CRITIQUES ANGLAIS MODERNES.

Nous vivons dans le siècle de la critique : l’âge d’airain a remplacé l’âge d’or. Le sagace lord Kaimes et le savant Blair parlaient du génie avec des concessions respectueuses. Une race audacieuse et intrépide vint après eux ; des hommes, joignant à beaucoup d’esprit et de savoir une bonne dose d’assurance, s’emparèrent du trône de la critique et jetèrent au public leurs opinions, mélange confus de légèreté, de hardiesse et de rudesse[1]. Le monde, peu accoutumé à voir mettre en question le mérite des vétérans de la gloire littéraire, s’étonna d’une semblable témérité, et pendant long-temps ne sut quel parti embrasser ; mais le désir de voir les grands hommes abaissés emporta bientôt la balance : un esprit ordinaire éprouve un certain plaisir en apprenant que ces auteurs dont il admirait le génie colossal, ne sont après tout que de faibles mortels.
═══
Exercice 1:
Renvoyez chaque ligne des entrées qui contient le mot « motor ».

Données fournies:
═══
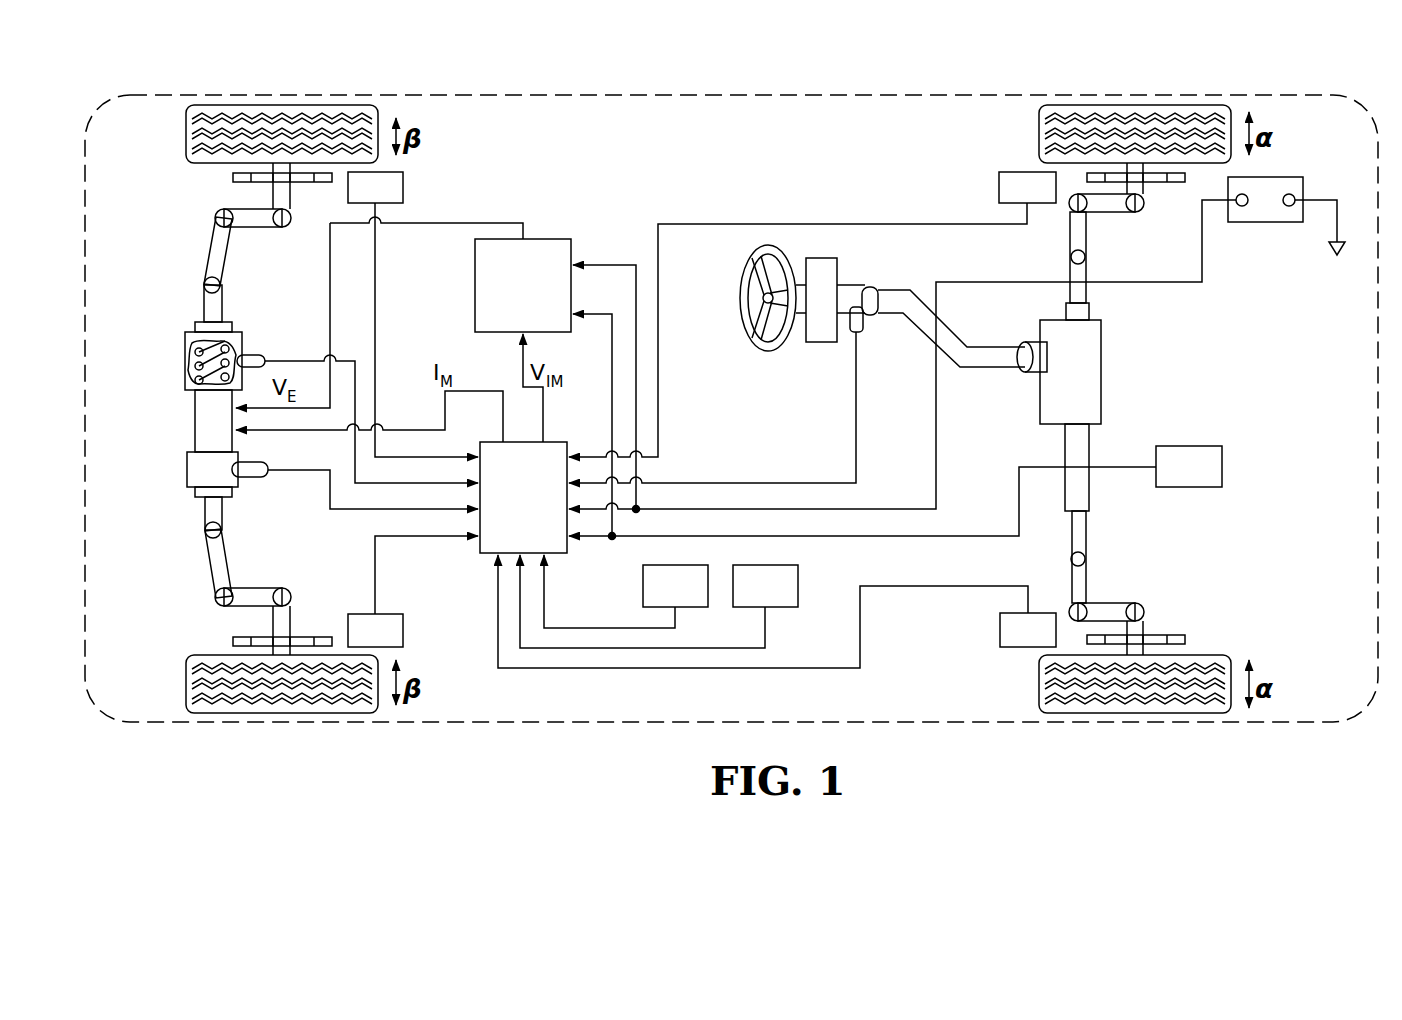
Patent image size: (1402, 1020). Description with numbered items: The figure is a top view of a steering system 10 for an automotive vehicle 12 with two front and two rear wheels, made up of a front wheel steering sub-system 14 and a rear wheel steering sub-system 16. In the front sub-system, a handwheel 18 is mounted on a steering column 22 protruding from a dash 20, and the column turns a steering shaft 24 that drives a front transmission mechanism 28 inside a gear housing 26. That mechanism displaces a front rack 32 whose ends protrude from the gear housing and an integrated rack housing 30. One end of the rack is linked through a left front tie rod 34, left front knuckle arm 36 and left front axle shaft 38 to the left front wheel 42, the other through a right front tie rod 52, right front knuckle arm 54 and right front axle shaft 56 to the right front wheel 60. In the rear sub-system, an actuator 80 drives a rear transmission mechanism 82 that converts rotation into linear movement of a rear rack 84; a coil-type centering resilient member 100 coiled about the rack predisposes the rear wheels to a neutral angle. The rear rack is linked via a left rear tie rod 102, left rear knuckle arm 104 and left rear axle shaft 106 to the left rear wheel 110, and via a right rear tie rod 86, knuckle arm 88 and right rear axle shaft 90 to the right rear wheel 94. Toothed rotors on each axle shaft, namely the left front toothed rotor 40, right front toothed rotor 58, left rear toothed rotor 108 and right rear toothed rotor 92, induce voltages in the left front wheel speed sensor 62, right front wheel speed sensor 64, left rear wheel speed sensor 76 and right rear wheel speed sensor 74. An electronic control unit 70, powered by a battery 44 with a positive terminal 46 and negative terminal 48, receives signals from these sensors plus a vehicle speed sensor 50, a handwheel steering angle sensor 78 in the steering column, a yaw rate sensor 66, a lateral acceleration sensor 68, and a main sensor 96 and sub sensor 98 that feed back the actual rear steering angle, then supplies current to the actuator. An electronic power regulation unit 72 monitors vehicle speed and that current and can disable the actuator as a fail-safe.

The steering system 10 is at (368, 44).
The automotive vehicle 12 is at (733, 92).
The front wheel steering sub-system 14 is at (748, 362).
The rear wheel steering sub-system 16 is at (625, 220).
The handwheel 18 is at (745, 287).
The dash 20 is at (820, 265).
The steering column 22 is at (866, 290).
The steering shaft 24 is at (920, 318).
The gear housing 26 is at (1045, 402).
The front transmission mechanism 28 is at (1107, 370).
The rack housing 30 is at (1072, 452).
The front rack 32 is at (1070, 272).
The left front tie rod 34 is at (1082, 235).
The left front knuckle arm 36 is at (1110, 205).
The left front axle shaft 38 is at (1140, 190).
The left front toothed rotor 40 is at (1090, 178).
The left front wheel 42 is at (1045, 130).
The battery 44 is at (1290, 175).
The positive terminal 46 is at (1242, 207).
The negative terminal 48 is at (1289, 207).
The vehicle speed sensor 50 is at (1215, 467).
The right front tie rod 52 is at (1075, 583).
The right front knuckle arm 54 is at (1108, 608).
The right front axle shaft 56 is at (1143, 627).
The right front toothed rotor 58 is at (1180, 640).
The right front wheel 60 is at (1048, 683).
The left front wheel speed sensor 62 is at (1005, 188).
The right front wheel speed sensor 64 is at (1003, 632).
The yaw rate sensor 66 is at (798, 590).
The lateral acceleration sensor 68 is at (650, 585).
The electronic control unit 70 is at (485, 548).
The electronic power regulation unit 72 is at (475, 322).
The right rear wheel speed sensor 74 is at (403, 630).
The left rear wheel speed sensor 76 is at (403, 188).
The handwheel steering angle sensor 78 is at (850, 325).
The actuator 80 is at (197, 425).
The rear transmission mechanism 82 is at (190, 468).
The rear rack 84 is at (218, 320).
The right rear tie rod 86 is at (210, 577).
The steering arm 88 is at (252, 595).
The right rear axle shaft 90 is at (285, 617).
The right rear toothed rotor 92 is at (233, 640).
The right rear wheel 94 is at (190, 690).
The main sensor 96 is at (252, 480).
The sub sensor 98 is at (258, 355).
The centering resilient member 100 is at (190, 350).
The left rear tie rod 102 is at (212, 255).
The left rear knuckle arm 104 is at (245, 225).
The left rear axle shaft 106 is at (278, 198).
The left rear toothed rotor 108 is at (233, 178).
The left rear wheel 110 is at (190, 135).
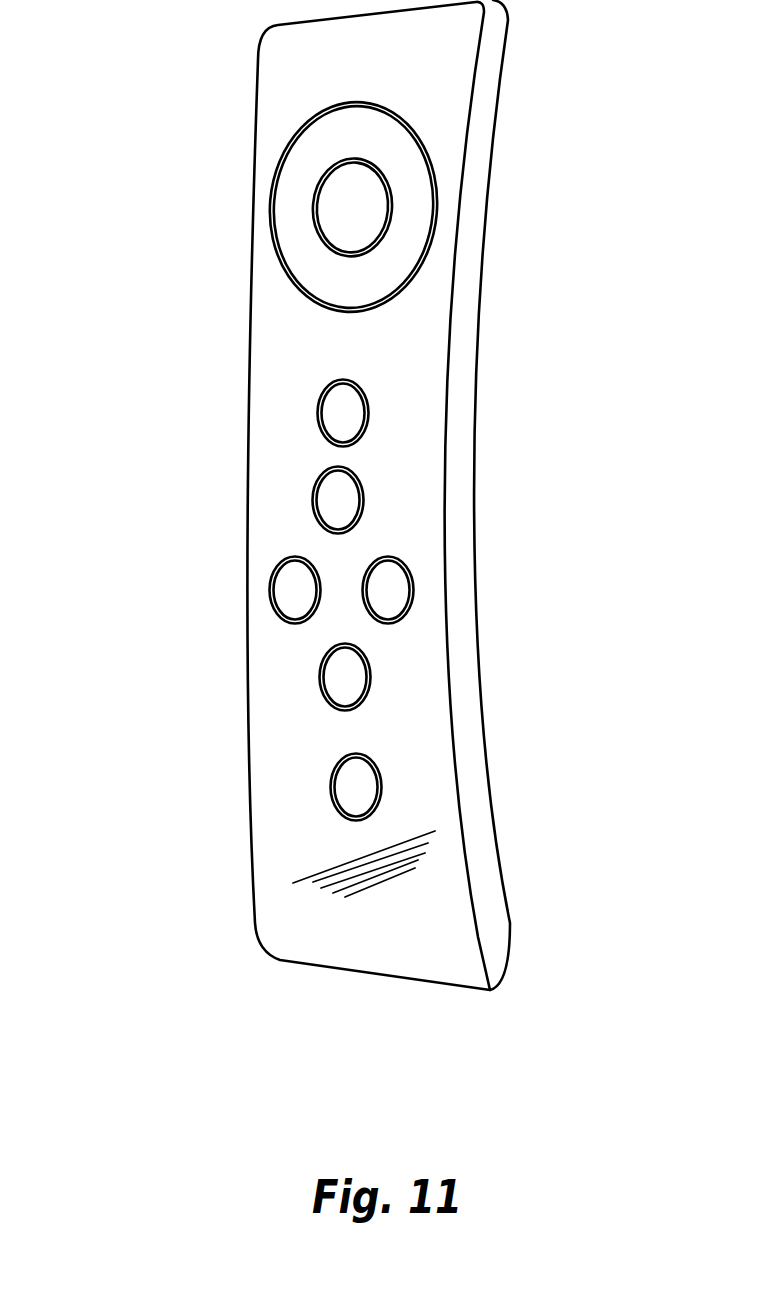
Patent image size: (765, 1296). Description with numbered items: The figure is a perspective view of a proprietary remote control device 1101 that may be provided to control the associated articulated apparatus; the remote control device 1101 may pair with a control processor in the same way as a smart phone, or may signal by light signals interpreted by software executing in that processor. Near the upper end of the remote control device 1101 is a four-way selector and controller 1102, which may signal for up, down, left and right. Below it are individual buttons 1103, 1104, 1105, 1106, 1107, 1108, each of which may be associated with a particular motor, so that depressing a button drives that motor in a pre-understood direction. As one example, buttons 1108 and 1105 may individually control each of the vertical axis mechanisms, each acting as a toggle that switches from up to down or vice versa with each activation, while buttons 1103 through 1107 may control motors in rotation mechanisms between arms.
═══
Exercice 2:
D'après l'extrait, de quoi se composait le « mélange confus » que formaient les opinions jetées au public ? Énumérez-en toutes les composantes.

Corrigé 1:
Patent image size: (765, 1296). Description with numbered items: The figure is a perspective view of a proprietary remote control device 1101 that may be provided to control the associated articulated apparatus; the remote control device 1101 may pair with a control processor in the same way as a smart phone, or may signal by light signals interpreted by software executing in that processor. Near the upper end of the remote control device 1101 is a four-way selector and controller 1102, which may signal for up, down, left and right. Below it are individual buttons 1103, 1104, 1105, 1106, 1107, 1108, each of which may be associated with a particular motor, so that depressing a button drives that motor in a pre-understood direction. As one example, buttons 1108 and 1105 may individually control each of the vertical axis mechanisms, each acting as a toggle that switches from up to down or vice versa with each activation, while buttons 1103 through 1107 may control motors in rotation mechanisms between arms.

Corrigé 2:
Légèreté, hardiesse, rudesse.